* **WHAT NEEDS TO BE DONE**: Give the listing again exactly, omitting its images.
* Start *
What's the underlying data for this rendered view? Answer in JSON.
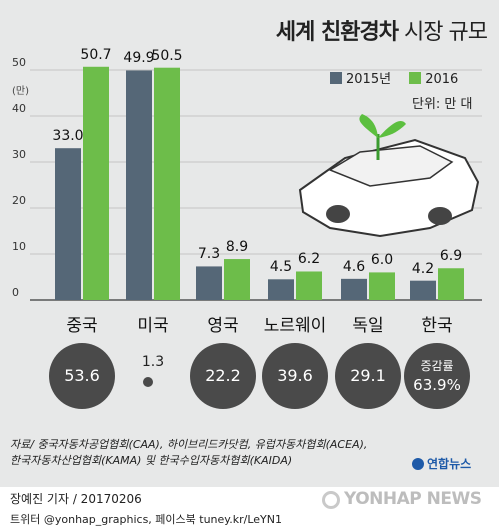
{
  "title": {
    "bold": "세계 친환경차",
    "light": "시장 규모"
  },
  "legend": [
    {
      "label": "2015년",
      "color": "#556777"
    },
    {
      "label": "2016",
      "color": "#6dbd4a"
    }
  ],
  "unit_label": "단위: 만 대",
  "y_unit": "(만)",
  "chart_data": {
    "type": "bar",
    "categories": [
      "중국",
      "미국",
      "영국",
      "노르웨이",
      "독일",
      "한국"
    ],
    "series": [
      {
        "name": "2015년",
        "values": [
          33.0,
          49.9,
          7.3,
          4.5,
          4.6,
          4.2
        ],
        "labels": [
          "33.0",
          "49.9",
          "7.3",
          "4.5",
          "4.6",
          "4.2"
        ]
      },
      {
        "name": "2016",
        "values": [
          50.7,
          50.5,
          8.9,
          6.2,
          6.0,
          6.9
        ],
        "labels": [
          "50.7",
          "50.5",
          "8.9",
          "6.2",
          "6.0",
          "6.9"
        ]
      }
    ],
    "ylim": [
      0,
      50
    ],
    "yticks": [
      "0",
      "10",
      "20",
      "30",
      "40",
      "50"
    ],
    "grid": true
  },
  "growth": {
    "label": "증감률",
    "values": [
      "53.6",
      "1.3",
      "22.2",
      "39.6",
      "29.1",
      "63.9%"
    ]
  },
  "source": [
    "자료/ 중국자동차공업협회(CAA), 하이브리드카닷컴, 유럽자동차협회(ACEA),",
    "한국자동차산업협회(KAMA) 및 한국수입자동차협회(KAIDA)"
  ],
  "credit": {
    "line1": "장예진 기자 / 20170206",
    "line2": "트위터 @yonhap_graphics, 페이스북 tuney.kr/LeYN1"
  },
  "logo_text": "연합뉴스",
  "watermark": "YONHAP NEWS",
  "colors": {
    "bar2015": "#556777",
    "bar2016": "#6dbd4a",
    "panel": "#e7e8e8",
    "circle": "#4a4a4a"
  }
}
* End *
* **OUTPUT OF THE TASK**:
What's the underlying data for this rendered view? Answer in JSON.
{
  "title": {
    "bold": "세계 친환경차",
    "light": "시장 규모"
  },
  "legend": [
    {
      "label": "2015년",
      "color": "#556777"
    },
    {
      "label": "2016",
      "color": "#6dbd4a"
    }
  ],
  "unit_label": "단위: 만 대",
  "y_unit": "(만)",
  "chart_data": {
    "type": "bar",
    "categories": [
      "중국",
      "미국",
      "영국",
      "노르웨이",
      "독일",
      "한국"
    ],
    "series": [
      {
        "name": "2015년",
        "values": [
          33.0,
          49.9,
          7.3,
          4.5,
          4.6,
          4.2
        ],
        "labels": [
          "33.0",
          "49.9",
          "7.3",
          "4.5",
          "4.6",
          "4.2"
        ]
      },
      {
        "name": "2016",
        "values": [
          50.7,
          50.5,
          8.9,
          6.2,
          6.0,
          6.9
        ],
        "labels": [
          "50.7",
          "50.5",
          "8.9",
          "6.2",
          "6.0",
          "6.9"
        ]
      }
    ],
    "ylim": [
      0,
      50
    ],
    "yticks": [
      "0",
      "10",
      "20",
      "30",
      "40",
      "50"
    ],
    "grid": true
  },
  "growth": {
    "label": "증감률",
    "values": [
      "53.6",
      "1.3",
      "22.2",
      "39.6",
      "29.1",
      "63.9%"
    ]
  },
  "source": [
    "자료/ 중국자동차공업협회(CAA), 하이브리드카닷컴, 유럽자동차협회(ACEA),",
    "한국자동차산업협회(KAMA) 및 한국수입자동차협회(KAIDA)"
  ],
  "credit": {
    "line1": "장예진 기자 / 20170206",
    "line2": "트위터 @yonhap_graphics, 페이스북 tuney.kr/LeYN1"
  },
  "logo_text": "연합뉴스",
  "watermark": "YONHAP NEWS",
  "colors": {
    "bar2015": "#556777",
    "bar2016": "#6dbd4a",
    "panel": "#e7e8e8",
    "circle": "#4a4a4a"
  }
}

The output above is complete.